[start of DATA IN THIS EXERCISE]

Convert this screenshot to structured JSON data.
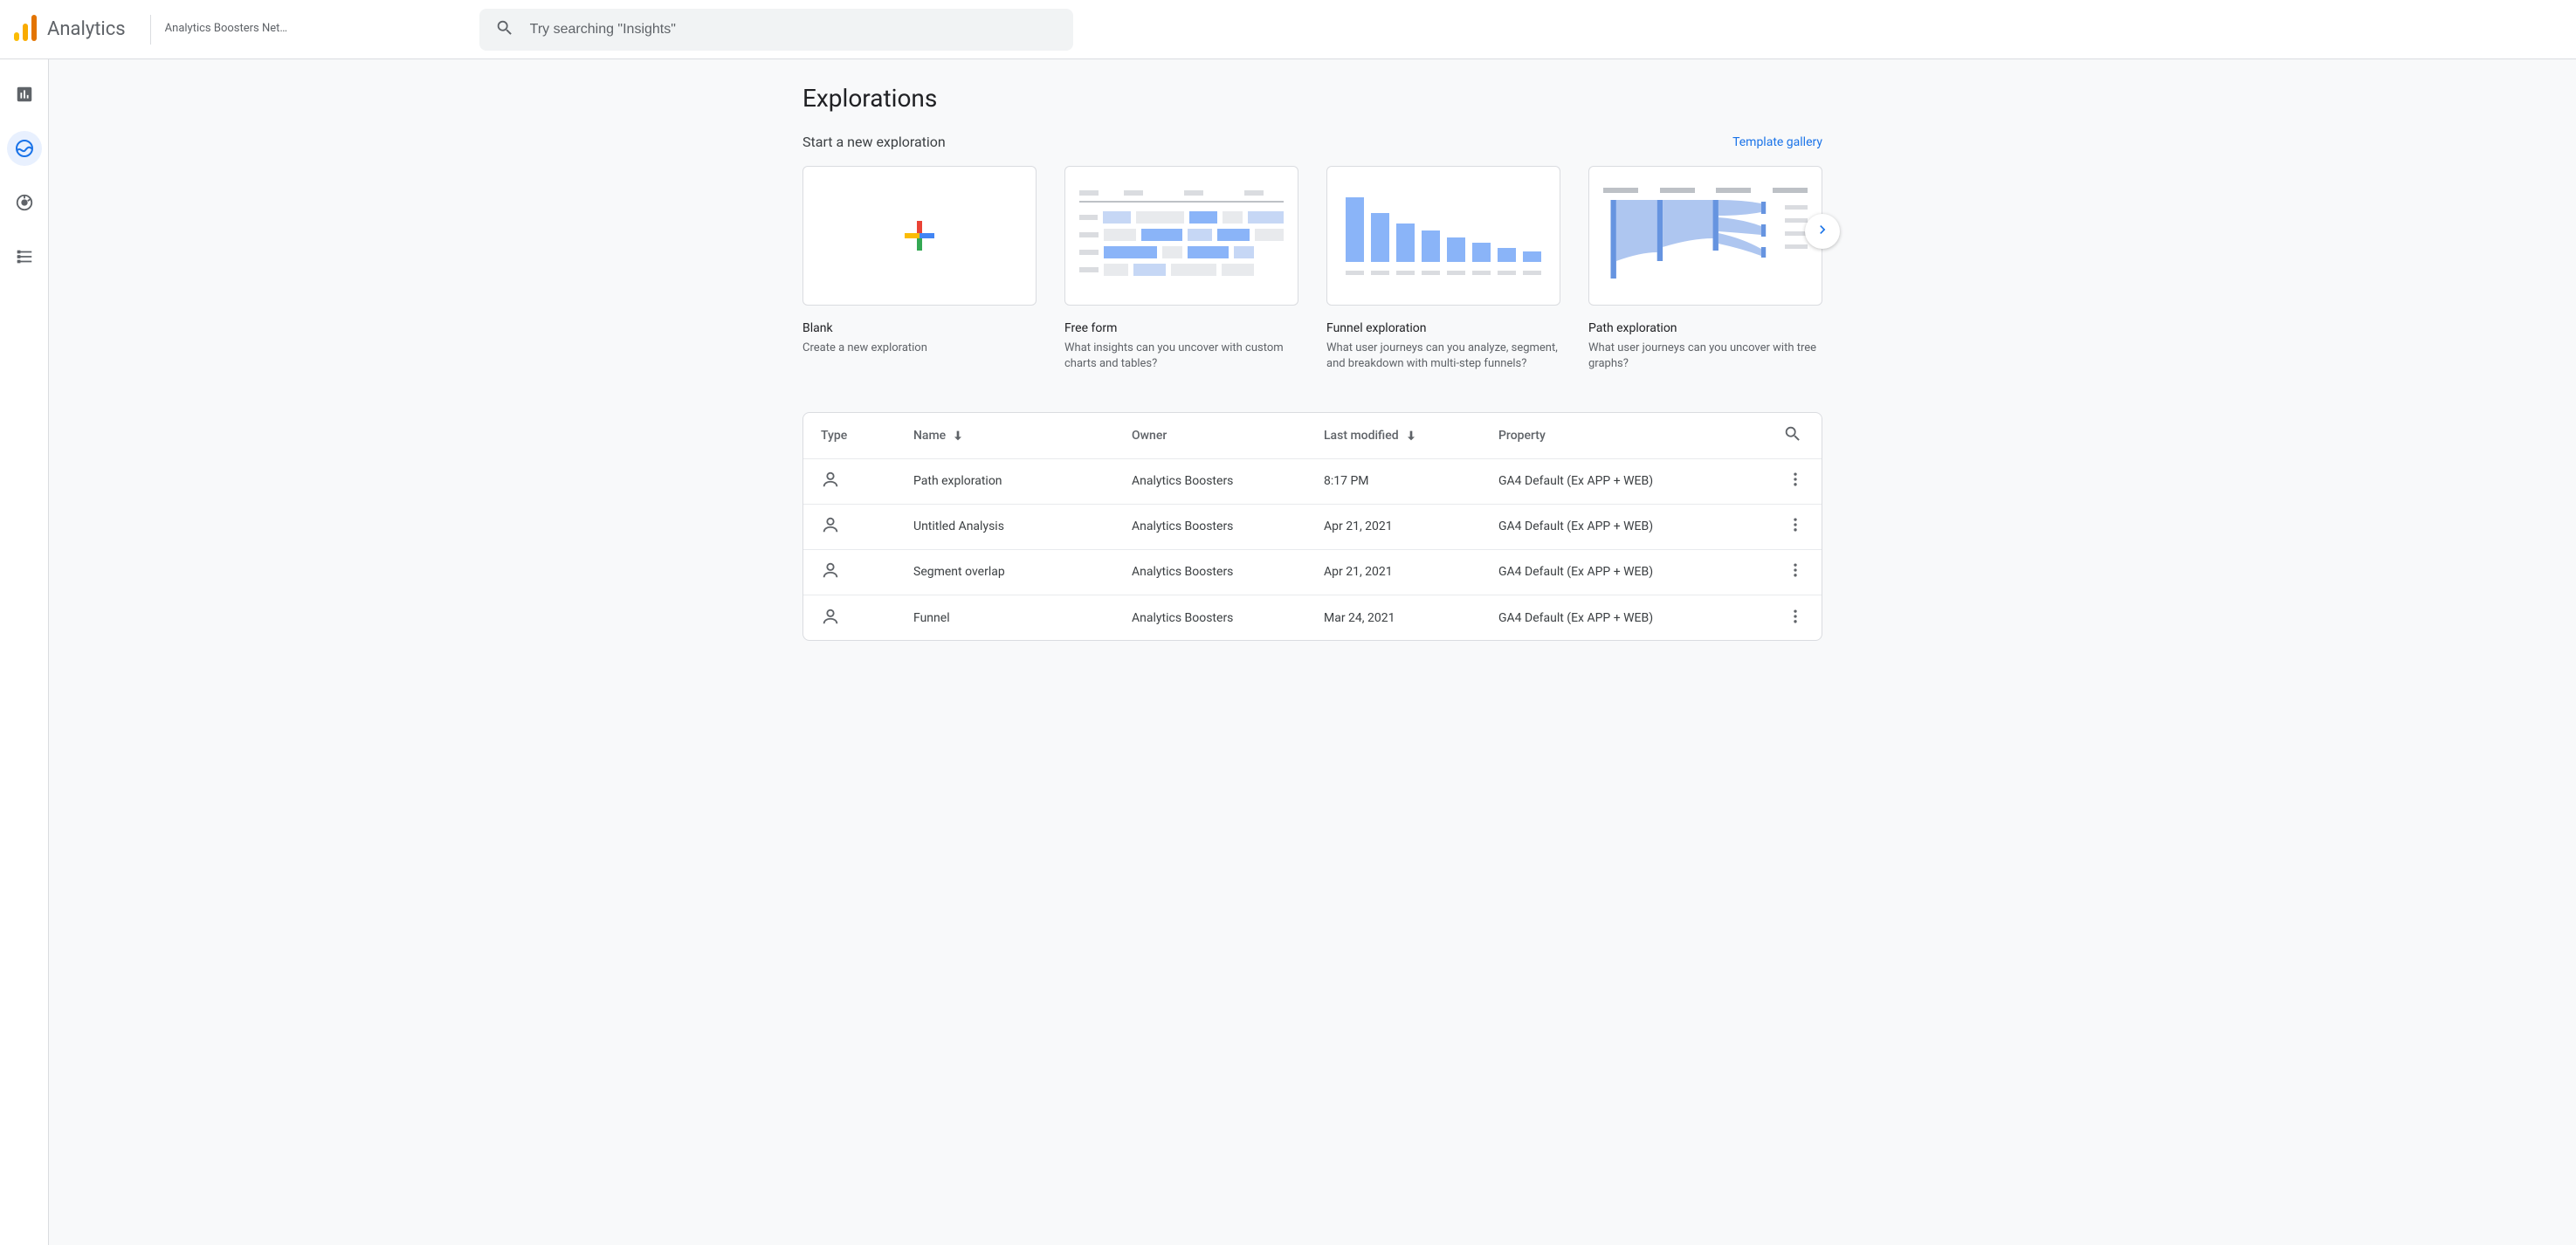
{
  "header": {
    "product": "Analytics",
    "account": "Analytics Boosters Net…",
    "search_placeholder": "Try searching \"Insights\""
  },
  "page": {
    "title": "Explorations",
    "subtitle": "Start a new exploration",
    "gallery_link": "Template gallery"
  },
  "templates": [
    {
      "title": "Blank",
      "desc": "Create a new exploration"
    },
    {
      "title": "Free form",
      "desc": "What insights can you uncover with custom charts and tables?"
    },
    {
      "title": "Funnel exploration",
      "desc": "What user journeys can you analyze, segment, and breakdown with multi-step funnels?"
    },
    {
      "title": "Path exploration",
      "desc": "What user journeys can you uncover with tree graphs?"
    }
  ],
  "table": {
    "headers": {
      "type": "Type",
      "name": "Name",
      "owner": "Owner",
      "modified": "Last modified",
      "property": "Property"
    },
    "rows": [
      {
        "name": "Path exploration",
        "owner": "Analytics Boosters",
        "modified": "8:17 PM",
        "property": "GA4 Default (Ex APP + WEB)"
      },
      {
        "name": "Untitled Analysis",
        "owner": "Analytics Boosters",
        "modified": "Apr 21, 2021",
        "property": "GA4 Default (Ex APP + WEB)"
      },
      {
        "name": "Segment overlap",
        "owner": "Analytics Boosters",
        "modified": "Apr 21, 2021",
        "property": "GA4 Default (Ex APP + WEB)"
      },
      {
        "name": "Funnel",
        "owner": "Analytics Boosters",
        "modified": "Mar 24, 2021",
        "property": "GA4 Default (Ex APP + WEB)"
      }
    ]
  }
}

[end of DATA IN THIS EXERCISE]

Look through the material above. Copy each line where the word "uncover" appears.

**EXERCISE RESPONSE:**
      "desc": "What insights can you uncover with custom charts and tables?"
      "desc": "What user journeys can you uncover with tree graphs?"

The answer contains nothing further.